▸ Zadanie do wykonania: Przedstaw jako tabelę Markdown z kolumnami „Numer” i „Wiersz rekordu” tylko te wiersze rekordów, które zaczynają się od wiersza zawierającego "y-tick-label-right: 10 xyxy=(2138,985,2159,1006)" i kończą na wierszu zawierającym "y-tick-label-right: 30 xyxy=(2138,770,2159,791)", z pominięciem pustych wierszy.

--

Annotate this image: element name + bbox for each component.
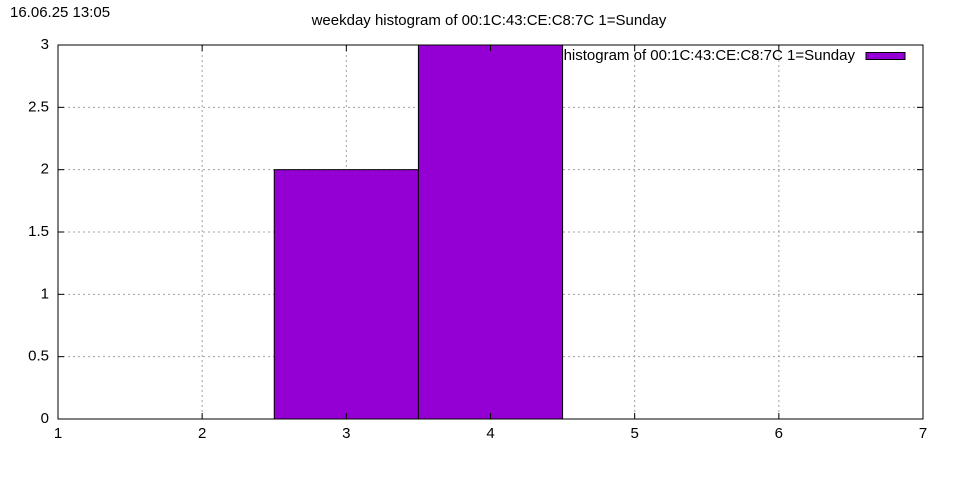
bars bbox=[273, 44, 564, 420]
legend: weekday histogram of 00:1C:43:CE:C8:7C 1… bbox=[499, 47, 906, 64]
x-tick-label: 2 bbox=[198, 425, 206, 442]
x-tick-label: 4 bbox=[486, 425, 494, 442]
y-tick-label: 1 bbox=[41, 285, 49, 302]
legend-swatch bbox=[865, 52, 906, 60]
timestamp: 16.06.25 13:05 bbox=[10, 4, 110, 21]
y-tick-label: 2 bbox=[41, 161, 49, 178]
chart-title: weekday histogram of 00:1C:43:CE:C8:7C 1… bbox=[311, 12, 667, 29]
x-tick-label: 5 bbox=[630, 425, 638, 442]
y-tick-label: 1.5 bbox=[28, 223, 49, 240]
y-tick-label: 2.5 bbox=[28, 98, 49, 115]
y-tick-label: 0.5 bbox=[28, 348, 49, 365]
bar bbox=[417, 44, 564, 420]
axes: 0 0.5 1 1.5 2 2.5 3 1 2 3 4 5 6 7 bbox=[28, 36, 927, 442]
x-tick-label: 7 bbox=[919, 425, 927, 442]
x-tick-label: 3 bbox=[342, 425, 350, 442]
x-tick-label: 6 bbox=[775, 425, 783, 442]
bar bbox=[273, 169, 419, 420]
y-tick-label: 0 bbox=[41, 410, 49, 427]
legend-label: weekday histogram of 00:1C:43:CE:C8:7C 1… bbox=[499, 47, 855, 64]
y-tick-label: 3 bbox=[41, 36, 49, 53]
x-tick-label: 1 bbox=[54, 425, 62, 442]
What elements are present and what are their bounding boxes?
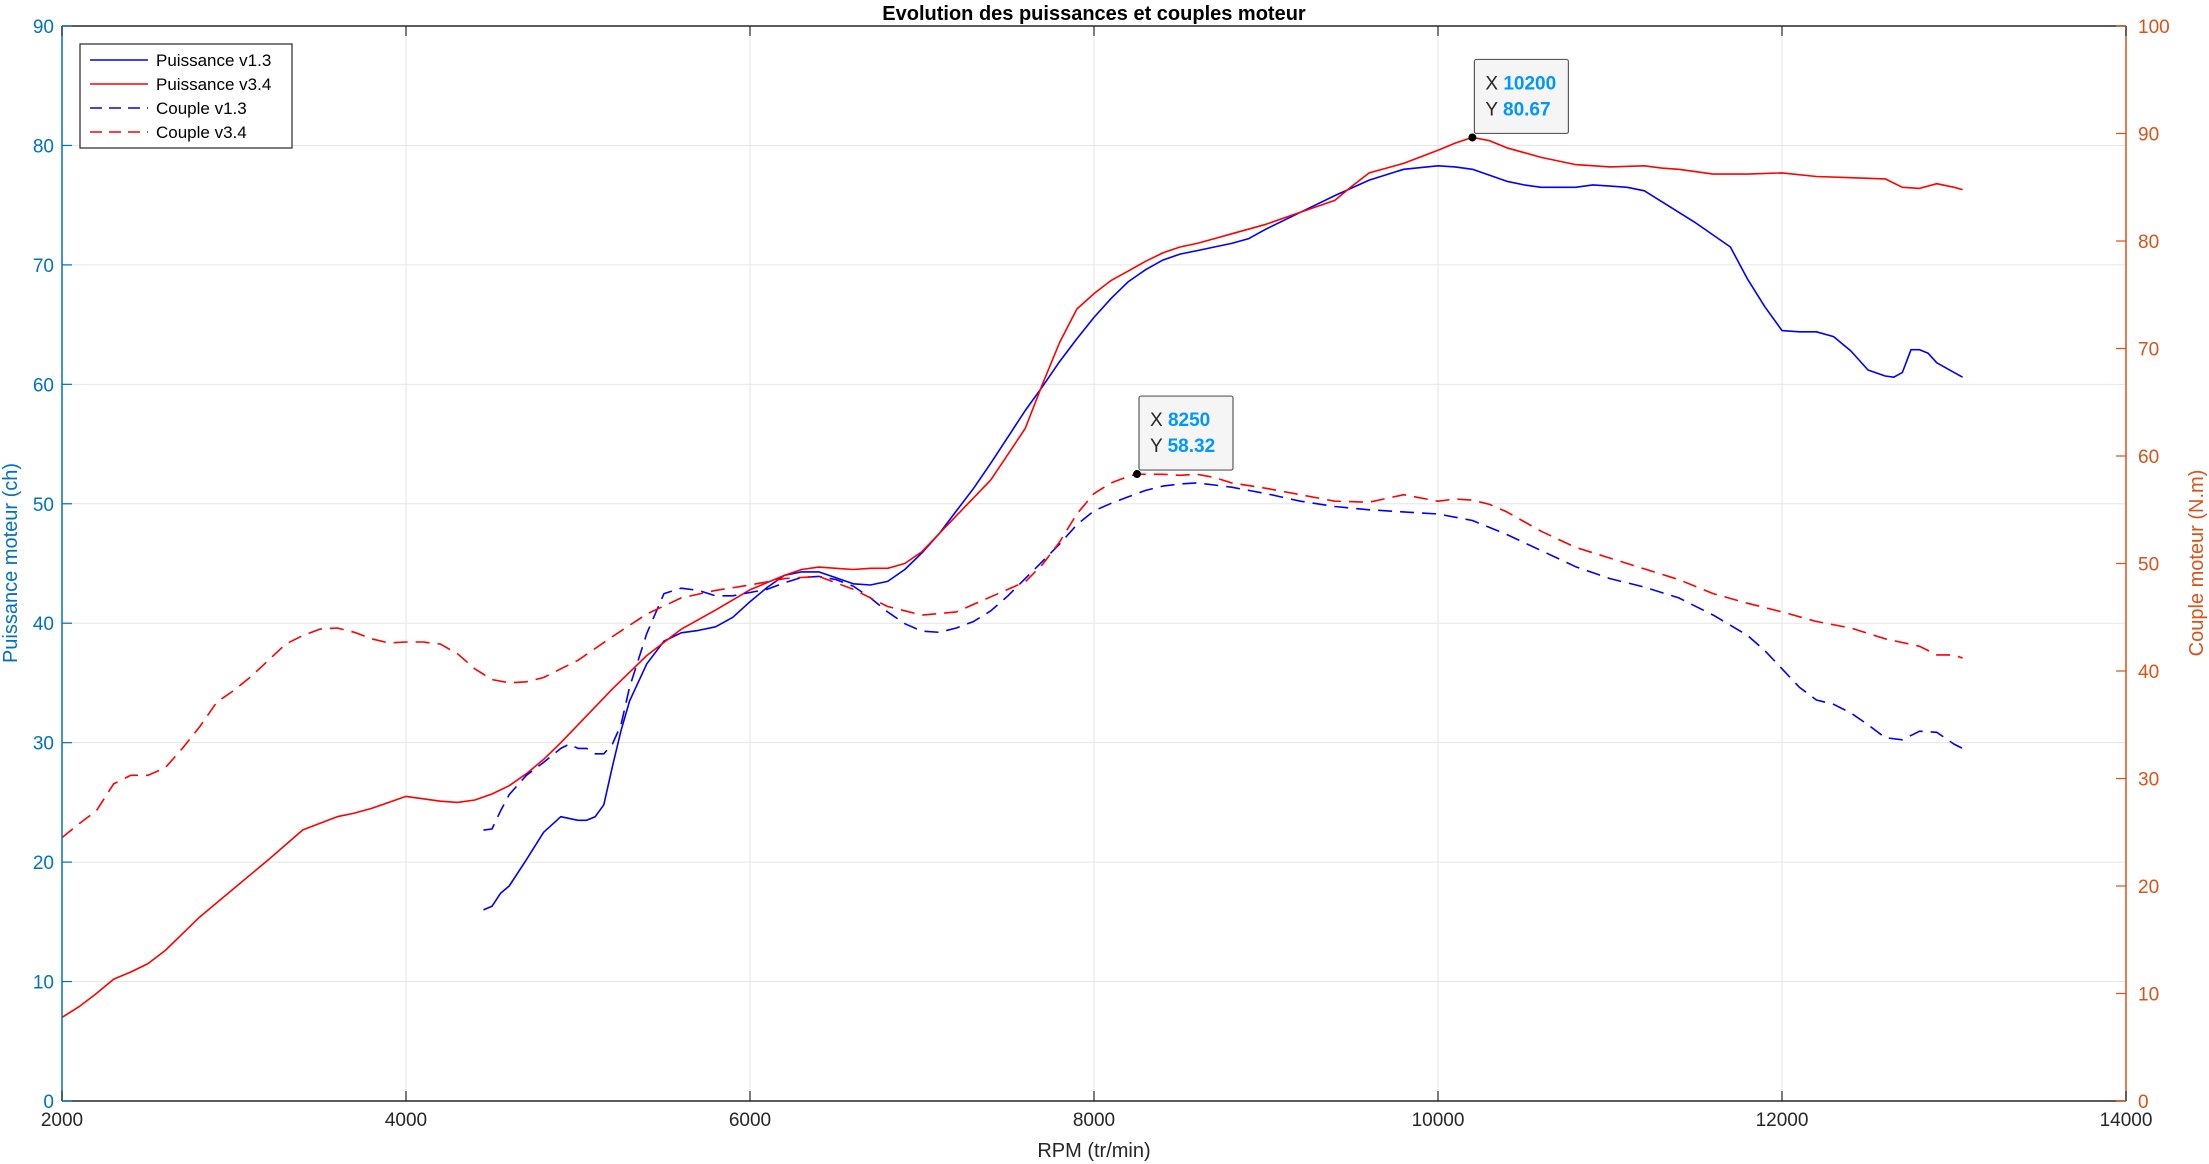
y-tick-label-right: 10 xyxy=(2138,985,2159,1006)
datatip-y-label: Y xyxy=(1485,99,1503,120)
datatip-y-row-1: Y 80.67 xyxy=(1485,99,1550,120)
legend-label-1: Puissance v1.3 xyxy=(156,51,271,70)
y-axis-label-left: Puissance moteur (ch) xyxy=(0,463,22,663)
y-tick-label-right: 100 xyxy=(2138,17,2170,38)
legend: Puissance v1.3 Puissance v3.4 Couple v1.3 C… xyxy=(79,43,293,149)
y-tick-label-right: 40 xyxy=(2138,662,2159,683)
y-tick-label-left: 90 xyxy=(33,17,54,38)
y-tick-label-right: 30 xyxy=(2138,770,2159,791)
datatip-box-2[interactable] xyxy=(1138,395,1234,471)
y-tick-label-left: 0 xyxy=(43,1092,54,1113)
series-line-2 xyxy=(61,136,1963,1019)
y-axis-label-right: Couple moteur (N.m) xyxy=(2186,470,2208,657)
x-tick-label: 8000 xyxy=(1073,1110,1115,1131)
legend-label-4: Couple v3.4 xyxy=(156,123,247,142)
legend-box xyxy=(79,43,293,149)
datatip-y-value: 58.32 xyxy=(1168,436,1216,457)
datatip-x-row-1: X 10200 xyxy=(1485,73,1556,94)
x-tick-label: 2000 xyxy=(41,1110,83,1131)
y-tick-label-left: 50 xyxy=(33,495,54,516)
y-tick-label-right: 60 xyxy=(2138,447,2159,468)
datatip-y-value: 80.67 xyxy=(1503,99,1551,120)
axes-group: 2000 4000 6000 8000 10000 12000 14000010203040… xyxy=(33,17,2170,1131)
datatip-x-label: X xyxy=(1485,73,1503,94)
y-tick-label-right: 50 xyxy=(2138,555,2159,576)
datatip-x-value: 10200 xyxy=(1503,73,1556,94)
legend-label-2: Puissance v3.4 xyxy=(156,75,271,94)
series-line-1 xyxy=(483,165,1963,911)
y-tick-label-left: 10 xyxy=(33,973,54,994)
datatip-y-label: Y xyxy=(1150,436,1168,457)
y-tick-label-left: 70 xyxy=(33,256,54,277)
x-axis-label: RPM (tr/min) xyxy=(1037,1140,1150,1162)
datatip-x-value: 8250 xyxy=(1168,410,1210,431)
y-tick-label-left: 30 xyxy=(33,734,54,755)
x-tick-label: 4000 xyxy=(385,1110,427,1131)
x-tick-label: 12000 xyxy=(1756,1110,1809,1131)
series-group xyxy=(61,136,1963,1019)
datatip-x-label: X xyxy=(1150,410,1168,431)
x-tick-label: 10000 xyxy=(1412,1110,1465,1131)
y-tick-label-right: 20 xyxy=(2138,877,2159,898)
x-tick-label: 14000 xyxy=(2100,1110,2153,1131)
y-tick-label-left: 40 xyxy=(33,614,54,635)
y-tick-label-right: 0 xyxy=(2138,1092,2149,1113)
datatip-x-row-2: X 8250 xyxy=(1150,410,1210,431)
y-tick-label-right: 70 xyxy=(2138,340,2159,361)
datatip-box-1[interactable] xyxy=(1473,58,1570,135)
x-tick-label: 6000 xyxy=(729,1110,771,1131)
series-line-3 xyxy=(483,482,1963,831)
y-tick-label-left: 60 xyxy=(33,375,54,396)
series-line-4 xyxy=(61,473,1963,839)
y-tick-label-right: 80 xyxy=(2138,232,2159,253)
legend-label-3: Couple v1.3 xyxy=(156,99,247,118)
y-tick-label-left: 80 xyxy=(33,136,54,157)
y-tick-label-right: 90 xyxy=(2138,125,2159,146)
y-tick-label-left: 20 xyxy=(33,853,54,874)
datatip-marker-1[interactable] xyxy=(1468,133,1477,142)
datatip-marker-2[interactable] xyxy=(1133,470,1141,479)
chart-title: Evolution des puissances et couples mote… xyxy=(882,3,1306,25)
datatip-y-row-2: Y 58.32 xyxy=(1150,436,1215,457)
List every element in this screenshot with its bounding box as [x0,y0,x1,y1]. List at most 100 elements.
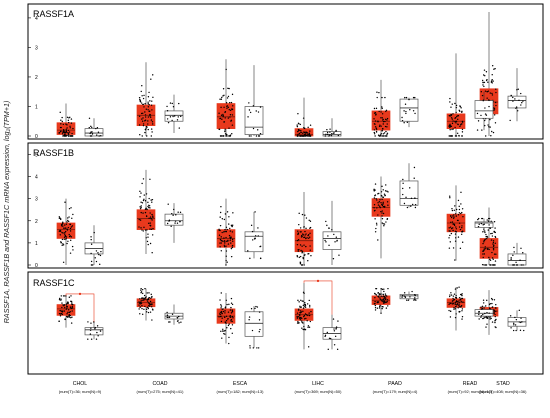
data-point [382,201,384,204]
data-point [65,308,67,310]
data-point [147,103,149,105]
data-point [402,178,404,181]
data-point [488,256,490,259]
data-point [375,130,378,133]
data-point [333,344,336,346]
data-point [145,311,148,313]
data-point [382,119,384,121]
data-point [150,119,153,121]
data-point [297,250,299,252]
data-point [386,117,389,120]
data-point [67,311,69,314]
normal-box-stad [507,309,527,332]
box [399,180,419,206]
data-point [302,117,305,119]
data-point [303,325,305,328]
data-point [174,222,176,224]
data-point [64,233,66,235]
data-point [143,299,145,301]
data-point [61,302,63,304]
data-point [485,326,487,328]
data-point [302,291,305,294]
data-point [491,302,493,305]
data-point [300,264,303,266]
data-point [231,246,233,248]
data-point [169,116,172,118]
data-point [458,226,461,228]
data-point [494,114,496,116]
data-point [305,237,307,240]
data-point [307,326,309,329]
data-point [139,190,141,193]
data-point [140,289,142,291]
data-point [66,301,69,303]
y-tick-label: 0 [35,134,38,140]
data-point [223,237,225,239]
data-point [494,264,496,266]
points [476,91,491,131]
y-tick-label: 0 [35,263,38,269]
data-point [147,311,150,314]
data-point [91,133,94,135]
data-point [255,305,257,308]
y-tick-label: 4 [35,16,38,22]
data-point [477,218,479,221]
data-point [377,214,379,216]
data-point [459,228,462,231]
data-point [231,324,234,326]
data-point [373,188,375,191]
data-point [144,297,146,299]
data-point [455,294,457,297]
data-point [454,102,456,105]
data-point [308,219,310,222]
data-point [224,117,226,119]
data-point [455,296,458,299]
data-point [304,306,307,309]
data-point [484,305,487,307]
data-point [220,305,223,307]
data-point [64,230,67,233]
data-point [483,81,486,84]
data-point [231,244,234,247]
data-point [374,304,377,307]
data-point [144,229,147,231]
data-point [141,85,143,87]
data-point [402,193,404,196]
data-point [448,295,451,298]
data-point [457,118,459,121]
data-point [140,205,142,207]
data-point [495,303,497,306]
data-point [480,315,483,317]
data-point [325,220,327,223]
data-point [144,128,147,131]
data-point [335,129,337,132]
data-point [405,96,408,99]
data-point [490,135,492,137]
data-point [248,135,251,137]
points [247,211,262,260]
data-point [373,303,376,305]
data-point [299,305,301,308]
data-point [381,107,383,110]
data-point [89,333,92,335]
data-point [66,221,68,223]
data-point [222,310,225,313]
data-point [149,311,152,313]
data-point [140,102,143,104]
data-point [148,292,150,294]
data-point [490,80,493,82]
data-point [70,118,73,120]
data-point [151,295,153,298]
data-point [296,254,298,257]
data-point [219,313,222,315]
points [324,318,339,351]
data-point [149,178,151,181]
data-point [90,327,92,329]
data-point [67,302,69,305]
data-point [69,306,72,308]
data-point [373,292,376,295]
data-point [143,294,146,297]
data-point [380,210,382,213]
points [90,231,102,266]
data-point [230,120,232,122]
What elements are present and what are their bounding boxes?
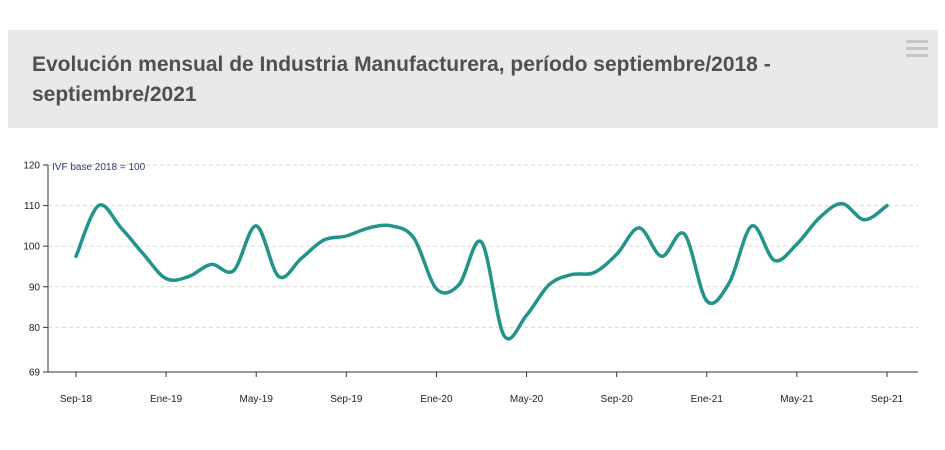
data-point[interactable]: [566, 269, 578, 281]
data-point[interactable]: [543, 279, 555, 291]
data-point[interactable]: [70, 250, 82, 262]
data-point[interactable]: [385, 220, 397, 232]
data-point[interactable]: [476, 236, 488, 248]
data-point[interactable]: [813, 212, 825, 224]
data-point[interactable]: [656, 250, 668, 262]
y-axis-unit-label: IVF base 2018 = 100: [52, 162, 146, 173]
y-tick-label: 100: [23, 242, 40, 253]
data-point[interactable]: [611, 248, 623, 260]
data-point[interactable]: [340, 230, 352, 242]
data-point[interactable]: [205, 258, 217, 270]
data-point[interactable]: [633, 222, 645, 234]
x-tick-label: Ene-19: [150, 394, 183, 405]
series-line: [74, 201, 889, 341]
data-point[interactable]: [791, 238, 803, 250]
data-point[interactable]: [498, 329, 510, 341]
x-tick-label: Sep-19: [330, 394, 363, 405]
data-point[interactable]: [273, 271, 285, 283]
y-tick-label: 90: [29, 282, 41, 293]
data-point[interactable]: [318, 234, 330, 246]
data-point[interactable]: [250, 220, 262, 232]
data-point[interactable]: [183, 271, 195, 283]
x-tick-label: Ene-20: [420, 394, 453, 405]
data-point[interactable]: [430, 283, 442, 295]
data-point[interactable]: [453, 279, 465, 291]
x-tick-label: Sep-18: [60, 394, 93, 405]
data-point[interactable]: [723, 277, 735, 289]
data-point[interactable]: [138, 248, 150, 260]
data-point[interactable]: [836, 198, 848, 210]
data-point[interactable]: [746, 220, 758, 232]
y-tick-label: 120: [23, 161, 40, 172]
x-tick-label: Sep-20: [601, 394, 634, 405]
data-point[interactable]: [160, 273, 172, 285]
data-point[interactable]: [678, 228, 690, 240]
data-point[interactable]: [701, 295, 713, 307]
data-point[interactable]: [363, 222, 375, 234]
y-tick-label: 110: [24, 201, 40, 212]
data-point[interactable]: [93, 200, 105, 212]
data-point[interactable]: [768, 254, 780, 266]
data-point[interactable]: [858, 214, 870, 226]
x-tick-label: May-19: [240, 394, 274, 405]
x-tick-label: May-21: [780, 394, 814, 405]
data-point[interactable]: [588, 267, 600, 279]
x-tick-label: Ene-21: [691, 394, 724, 405]
x-tick-label: May-20: [510, 394, 544, 405]
y-tick-label: 69: [29, 368, 41, 379]
data-point[interactable]: [408, 232, 420, 244]
chart-header: Evolución mensual de Industria Manufactu…: [8, 30, 938, 128]
hamburger-menu-icon[interactable]: [906, 40, 928, 58]
data-point[interactable]: [295, 252, 307, 264]
chart-title: Evolución mensual de Industria Manufactu…: [32, 53, 771, 106]
y-tick-label: 80: [29, 323, 41, 334]
data-point[interactable]: [115, 222, 127, 234]
data-point[interactable]: [881, 200, 893, 212]
data-point[interactable]: [228, 265, 240, 277]
x-tick-label: Sep-21: [871, 394, 904, 405]
data-point[interactable]: [521, 309, 533, 321]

--

▸ Odpowiedź do ćwiczenia:
| Numer | Wiersz rekordu |
|---|---|
| 1 | y-tick-label-right: 10 xyxy=(2138,985,2159,1006) |
| 2 | datatip-y-label: Y xyxy=(1485,99,1503,120) |
| 3 | datatip-y-row-1: Y 80.67 xyxy=(1485,99,1550,120) |
| 4 | legend-label-1: Puissance v1.3 xyxy=(156,51,271,70) |
| 5 | y-axis-label-left: Puissance moteur (ch) xyxy=(0,463,22,663) |
| 6 | y-tick-label-right: 100 xyxy=(2138,17,2170,38) |
| 7 | legend: Puissance v1.3 Puissance v3.4 Couple v1.3 C… xyxy=(79,43,293,149) |
| 8 | y-tick-label-right: 40 xyxy=(2138,662,2159,683) |
| 9 | y-tick-label-left: 90 xyxy=(33,17,54,38) |
| 10 | y-tick-label-right: 30 xyxy=(2138,770,2159,791) |